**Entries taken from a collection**
##############################

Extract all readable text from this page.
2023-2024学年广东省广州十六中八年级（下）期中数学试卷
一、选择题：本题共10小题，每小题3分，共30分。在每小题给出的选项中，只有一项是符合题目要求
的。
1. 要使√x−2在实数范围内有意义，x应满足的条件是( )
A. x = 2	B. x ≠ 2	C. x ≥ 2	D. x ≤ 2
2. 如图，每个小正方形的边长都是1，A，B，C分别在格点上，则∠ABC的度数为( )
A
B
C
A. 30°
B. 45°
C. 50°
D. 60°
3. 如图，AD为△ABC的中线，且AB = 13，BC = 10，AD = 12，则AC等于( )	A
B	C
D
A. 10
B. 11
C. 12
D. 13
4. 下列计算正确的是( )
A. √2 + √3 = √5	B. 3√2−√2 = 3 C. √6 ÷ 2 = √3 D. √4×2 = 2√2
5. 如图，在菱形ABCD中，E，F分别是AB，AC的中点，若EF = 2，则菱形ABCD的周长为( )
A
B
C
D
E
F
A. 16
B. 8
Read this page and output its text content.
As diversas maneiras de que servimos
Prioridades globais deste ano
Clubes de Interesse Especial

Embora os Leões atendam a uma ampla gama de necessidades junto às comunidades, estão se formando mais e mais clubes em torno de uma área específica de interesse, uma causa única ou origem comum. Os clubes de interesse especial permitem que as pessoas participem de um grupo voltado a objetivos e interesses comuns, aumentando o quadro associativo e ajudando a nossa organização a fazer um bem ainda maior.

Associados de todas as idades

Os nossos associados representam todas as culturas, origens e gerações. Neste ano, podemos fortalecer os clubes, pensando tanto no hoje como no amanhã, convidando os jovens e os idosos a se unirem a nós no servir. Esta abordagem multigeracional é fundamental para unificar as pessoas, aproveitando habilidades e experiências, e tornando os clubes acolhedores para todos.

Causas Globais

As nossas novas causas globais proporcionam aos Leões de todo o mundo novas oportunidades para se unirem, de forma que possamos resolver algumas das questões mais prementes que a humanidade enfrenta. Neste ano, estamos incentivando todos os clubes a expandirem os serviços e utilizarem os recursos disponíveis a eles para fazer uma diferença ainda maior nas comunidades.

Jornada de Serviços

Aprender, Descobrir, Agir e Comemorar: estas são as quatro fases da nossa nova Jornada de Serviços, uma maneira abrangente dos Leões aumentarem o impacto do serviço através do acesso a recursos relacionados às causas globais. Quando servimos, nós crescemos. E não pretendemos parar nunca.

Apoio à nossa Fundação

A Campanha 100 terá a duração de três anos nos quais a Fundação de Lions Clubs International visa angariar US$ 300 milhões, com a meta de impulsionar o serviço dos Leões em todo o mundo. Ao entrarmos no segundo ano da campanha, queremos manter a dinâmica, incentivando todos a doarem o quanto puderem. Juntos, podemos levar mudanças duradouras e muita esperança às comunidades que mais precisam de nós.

##############################

**Job**
Using the material above, gather every line that includes "this".

**Result**
Extract all readable text from this page.
Read this page and output its text content.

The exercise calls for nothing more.